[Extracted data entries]

────────────────────

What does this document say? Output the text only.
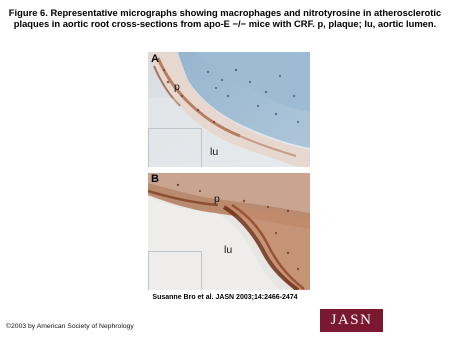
Figure 6. Representative micrographs showing macrophages and nitrotyrosine in atherosclerotic plaques in aortic root cross-sections from apo-E −/− mice with CRF. p, plaque; lu, aortic lumen.
A
p
lu
B
p
lu
Susanne Bro et al. JASN 2003;14:2466-2474
©2003 by American Society of Nephrology	JASN
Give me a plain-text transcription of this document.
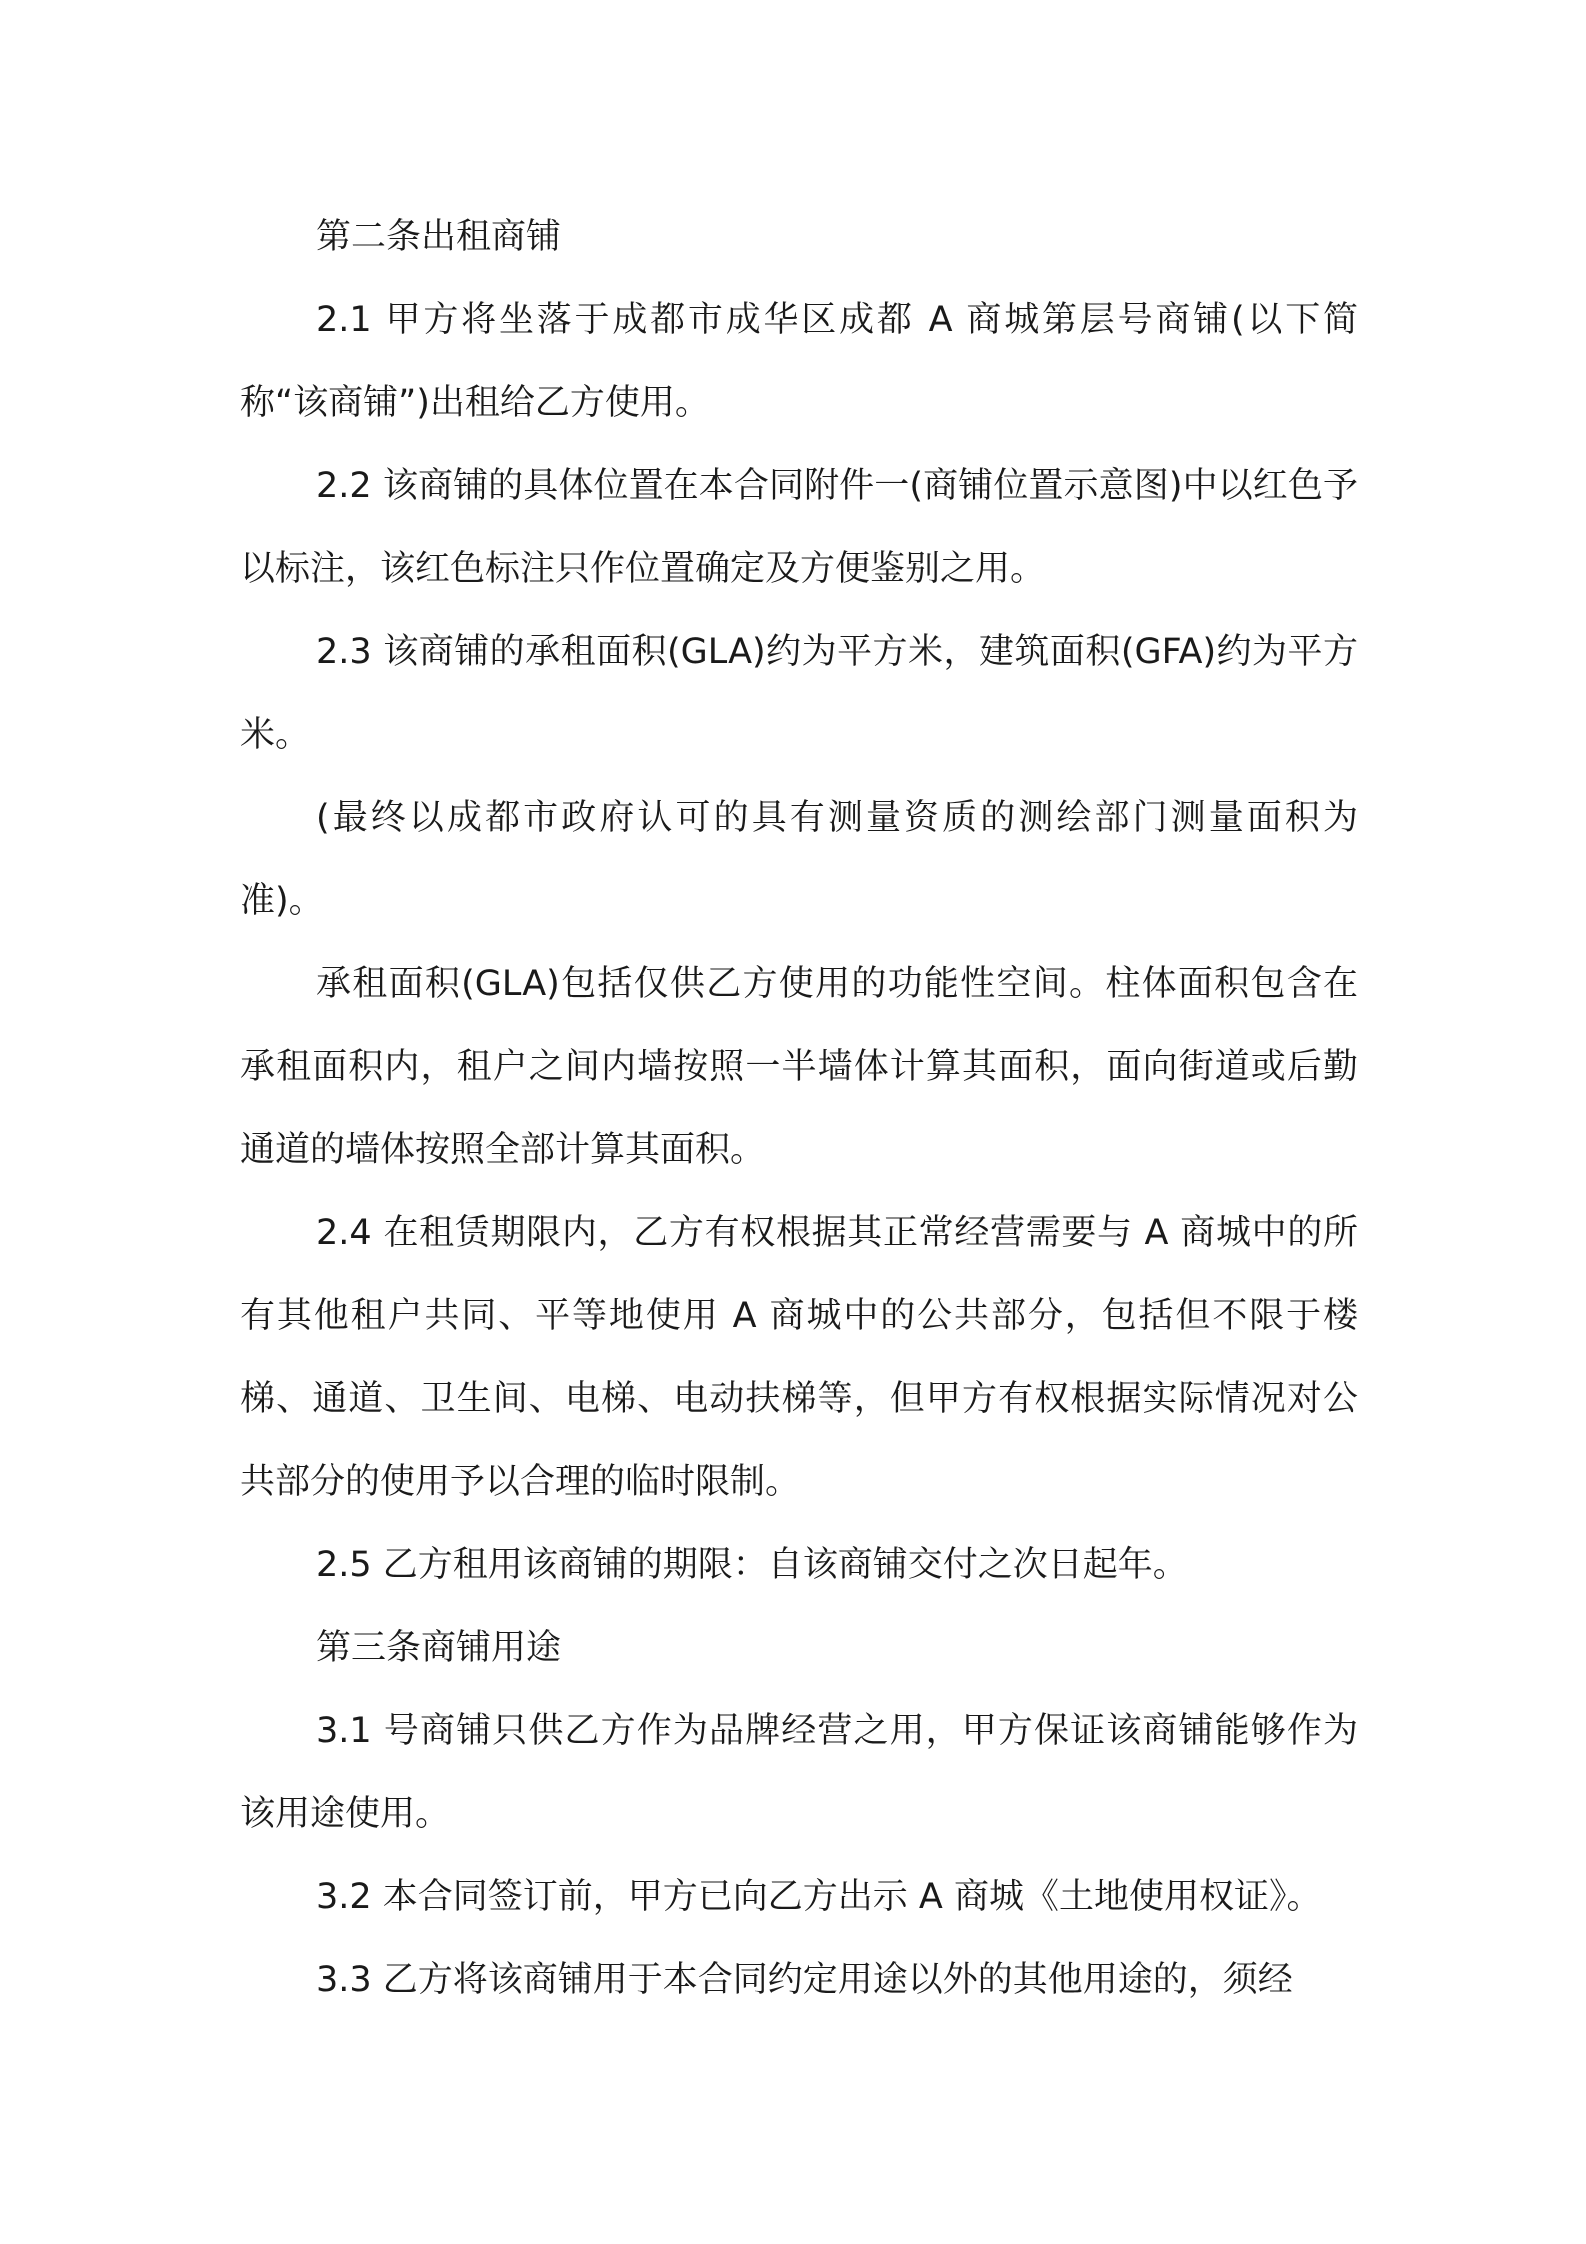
第二条出租商铺

2.1 甲方将坐落于成都市成华区成都 A 商城第层号商铺(以下简称“该商铺”)出租给乙方使用。

2.2 该商铺的具体位置在本合同附件一(商铺位置示意图)中以红色予以标注，该红色标注只作位置确定及方便鉴别之用。

2.3 该商铺的承租面积(GLA)约为平方米，建筑面积(GFA)约为平方米。

(最终以成都市政府认可的具有测量资质的测绘部门测量面积为准)。

承租面积(GLA)包括仅供乙方使用的功能性空间。柱体面积包含在承租面积内，租户之间内墙按照一半墙体计算其面积，面向街道或后勤通道的墙体按照全部计算其面积。

2.4 在租赁期限内，乙方有权根据其正常经营需要与 A 商城中的所有其他租户共同、平等地使用 A 商城中的公共部分，包括但不限于楼梯、通道、卫生间、电梯、电动扶梯等，但甲方有权根据实际情况对公共部分的使用予以合理的临时限制。

2.5 乙方租用该商铺的期限：自该商铺交付之次日起年。

第三条商铺用途

3.1 号商铺只供乙方作为品牌经营之用，甲方保证该商铺能够作为该用途使用。

3.2 本合同签订前，甲方已向乙方出示 A 商城《土地使用权证》。

3.3 乙方将该商铺用于本合同约定用途以外的其他用途的，须经
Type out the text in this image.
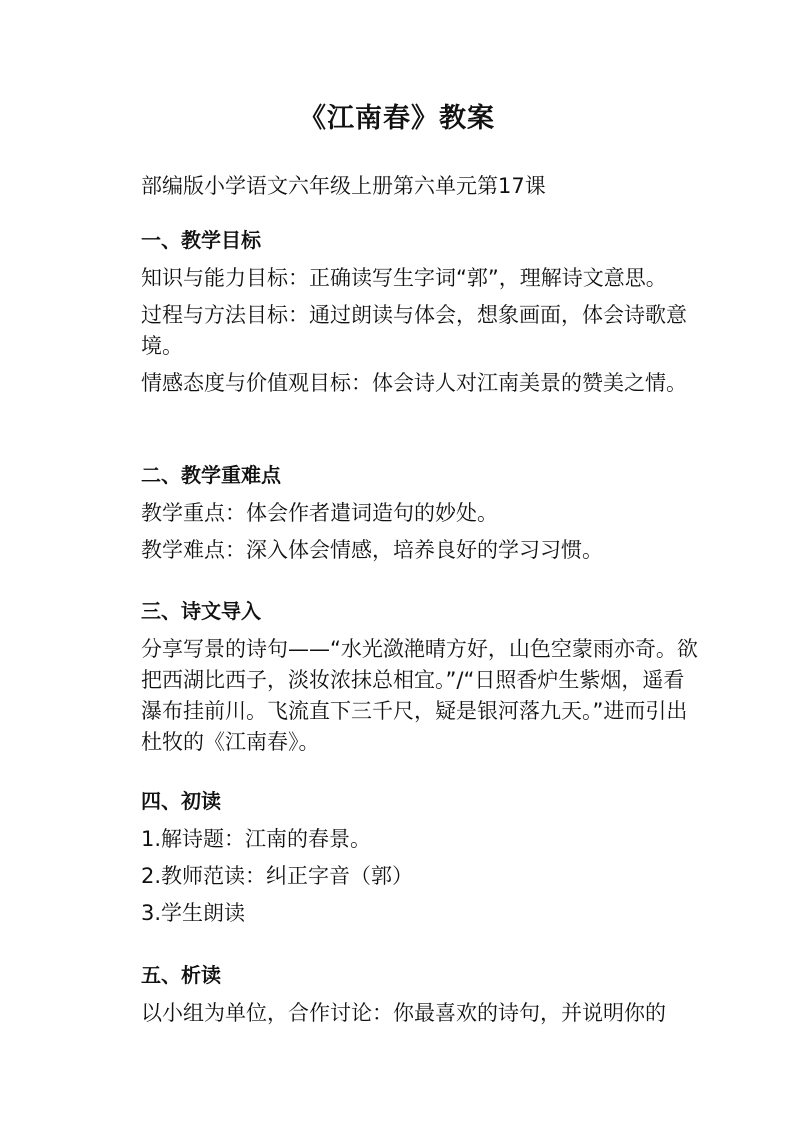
《江南春》教案

部编版小学语文六年级上册第六单元第17课

一、教学目标

知识与能力目标：正确读写生字词“郭”，理解诗文意思。

过程与方法目标：通过朗读与体会，想象画面，体会诗歌意境。

情感态度与价值观目标：体会诗人对江南美景的赞美之情。

二、教学重难点

教学重点：体会作者遣词造句的妙处。

教学难点：深入体会情感，培养良好的学习习惯。

三、诗文导入

分享写景的诗句——“水光潋滟晴方好，山色空蒙雨亦奇。欲把西湖比西子，淡妆浓抹总相宜。”/“日照香炉生紫烟，遥看瀑布挂前川。飞流直下三千尺，疑是银河落九天。”进而引出杜牧的《江南春》。

四、初读

1.解诗题：江南的春景。

2.教师范读：纠正字音（郭）

3.学生朗读

五、析读

以小组为单位，合作讨论：你最喜欢的诗句，并说明你的
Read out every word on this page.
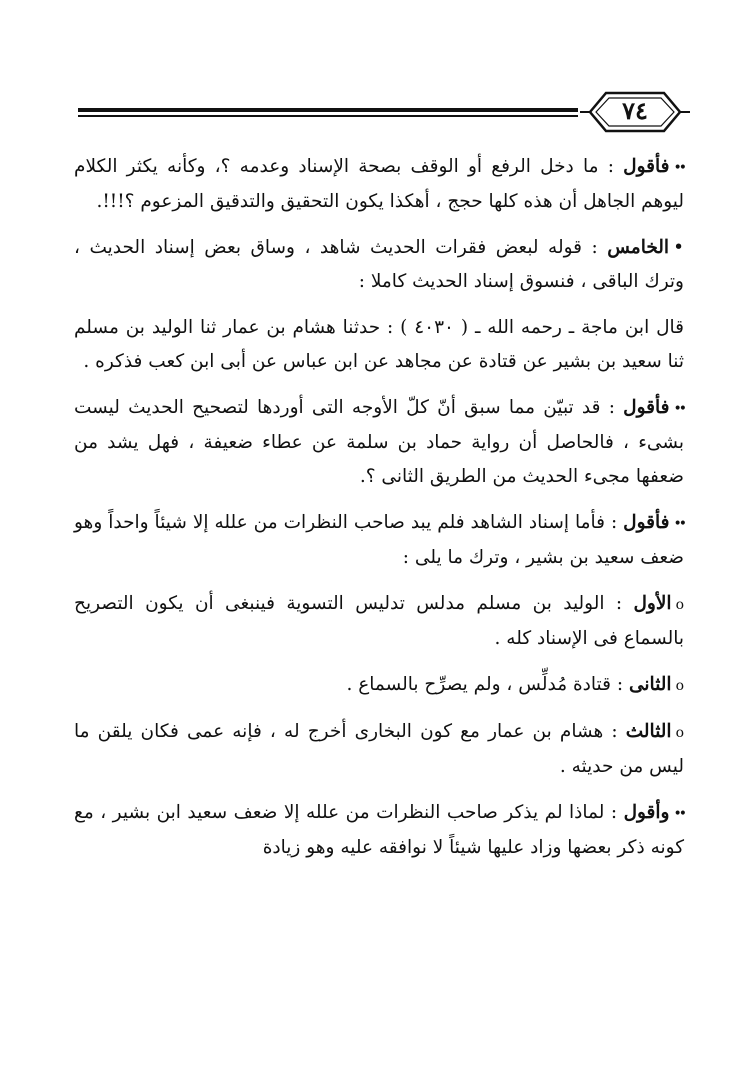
٧٤

••فأقول : ما دخل الرفع أو الوقف بصحة الإسناد وعدمه ؟، وكأنه يكثر الكلام ليوهم الجاهل أن هذه كلها حجج ، أهكذا يكون التحقيق والتدقيق المزعوم ؟!!!.

•الخامس : قوله لبعض فقرات الحديث شاهد ، وساق بعض إسناد الحديث ، وترك الباقى ، فنسوق إسناد الحديث كاملا :

قال ابن ماجة ـ رحمه الله ـ ( ٤٠٣٠ ) : حدثنا هشام بن عمار ثنا الوليد بن مسلم ثنا سعيد بن بشير عن قتادة عن مجاهد عن ابن عباس عن أبى ابن كعب فذكره .

••فأقول : قد تبيّن مما سبق أنّ كلّ الأوجه التى أوردها لتصحيح الحديث ليست بشىء ، فالحاصل أن رواية حماد بن سلمة عن عطاء ضعيفة ، فهل يشد من ضعفها مجىء الحديث من الطريق الثانى ؟.

••فأقول : فأما إسناد الشاهد فلم يبد صاحب النظرات من علله إلا شيئاً واحداً وهو ضعف سعيد بن بشير ، وترك ما يلى :

oالأول : الوليد بن مسلم مدلس تدليس التسوية فينبغى أن يكون التصريح بالسماع فى الإسناد كله .

oالثانى : قتادة مُدلِّس ، ولم يصرِّح بالسماع .

oالثالث : هشام بن عمار مع كون البخارى أخرج له ، فإنه عمى فكان يلقن ما ليس من حديثه .

••وأقول : لماذا لم يذكر صاحب النظرات من علله إلا ضعف سعيد ابن بشير ، مع كونه ذكر بعضها وزاد عليها شيئاً لا نوافقه عليه وهو زيادة
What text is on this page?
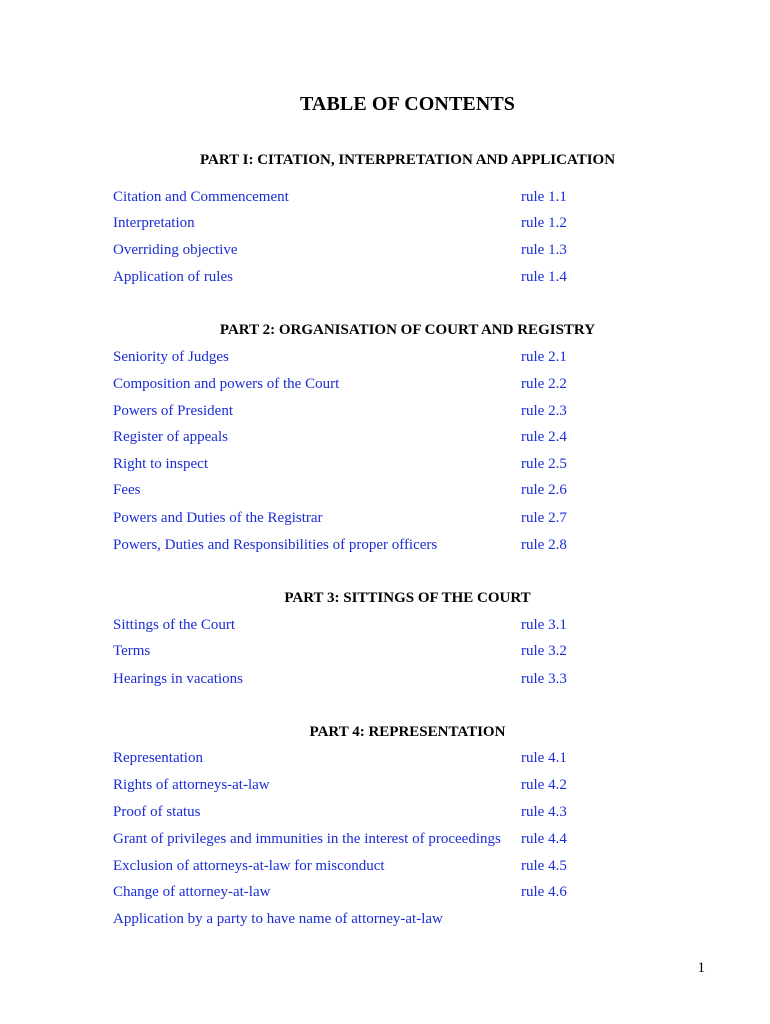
TABLE OF CONTENTS
PART I: CITATION, INTERPRETATION AND APPLICATION
Citation and Commencement	rule 1.1
Interpretation	rule 1.2
Overriding objective	rule 1.3
Application of rules	rule 1.4
PART 2: ORGANISATION OF COURT AND REGISTRY
Seniority of Judges	rule 2.1
Composition and powers of the Court	rule 2.2
Powers of President	rule 2.3
Register of appeals	rule 2.4
Right to inspect	rule 2.5
Fees	rule 2.6
Powers and Duties of the Registrar	rule 2.7
Powers, Duties and Responsibilities of proper officers	rule 2.8
PART 3: SITTINGS OF THE COURT
Sittings of the Court	rule 3.1
Terms	rule 3.2
Hearings in vacations	rule 3.3
PART 4: REPRESENTATION
Representation	rule 4.1
Rights of attorneys-at-law	rule 4.2
Proof of status	rule 4.3
Grant of privileges and immunities in the interest of proceedings rule 4.4
Exclusion of attorneys-at-law for misconduct	rule 4.5
Change of attorney-at-law	rule 4.6
Application by a party to have name of attorney-at-law
1
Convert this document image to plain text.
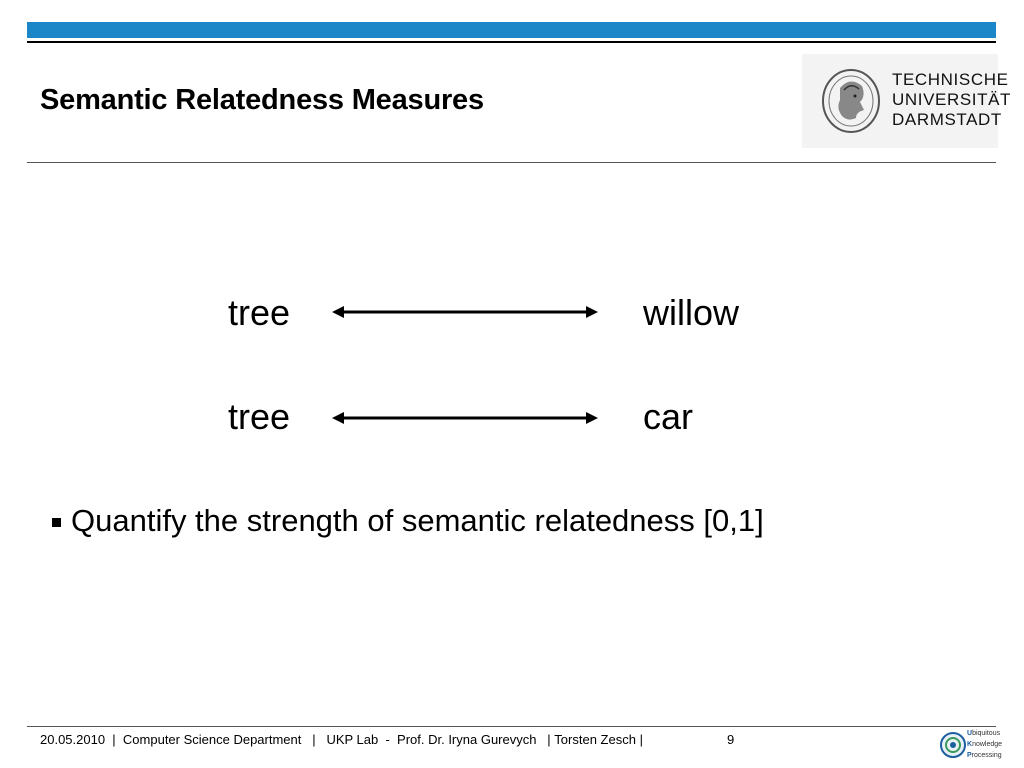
Semantic Relatedness Measures
TECHNISCHE
UNIVERSITÄT
DARMSTADT
tree	willow
tree	car
Quantify the strength of semantic relatedness [0,1]
20.05.2010 | Computer Science Department | UKP Lab - Prof. Dr. Iryna Gurevych | Torsten Zesch |	9	Ubiquitous
Knowledge
Processing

────────────────────

Write out again, exactly, each line from the one containing "What text is on this page?" through the last line of the entries, and omit every picture.

What text is on this page?
TABLE OF CONTENTS
PART I: CITATION, INTERPRETATION AND APPLICATION
Citation and Commencement	rule 1.1
Interpretation	rule 1.2
Overriding objective	rule 1.3
Application of rules	rule 1.4
PART 2: ORGANISATION OF COURT AND REGISTRY
Seniority of Judges	rule 2.1
Composition and powers of the Court	rule 2.2
Powers of President	rule 2.3
Register of appeals	rule 2.4
Right to inspect	rule 2.5
Fees	rule 2.6
Powers and Duties of the Registrar	rule 2.7
Powers, Duties and Responsibilities of proper officers	rule 2.8
PART 3: SITTINGS OF THE COURT
Sittings of the Court	rule 3.1
Terms	rule 3.2
Hearings in vacations	rule 3.3
PART 4: REPRESENTATION
Representation	rule 4.1
Rights of attorneys-at-law	rule 4.2
Proof of status	rule 4.3
Grant of privileges and immunities in the interest of proceedings rule 4.4
Exclusion of attorneys-at-law for misconduct	rule 4.5
Change of attorney-at-law	rule 4.6
Application by a party to have name of attorney-at-law
1
Convert this document image to plain text.
Semantic Relatedness Measures
TECHNISCHE
UNIVERSITÄT
DARMSTADT
tree	willow
tree	car
Quantify the strength of semantic relatedness [0,1]
20.05.2010 | Computer Science Department | UKP Lab - Prof. Dr. Iryna Gurevych | Torsten Zesch |	9	Ubiquitous
Knowledge
Processing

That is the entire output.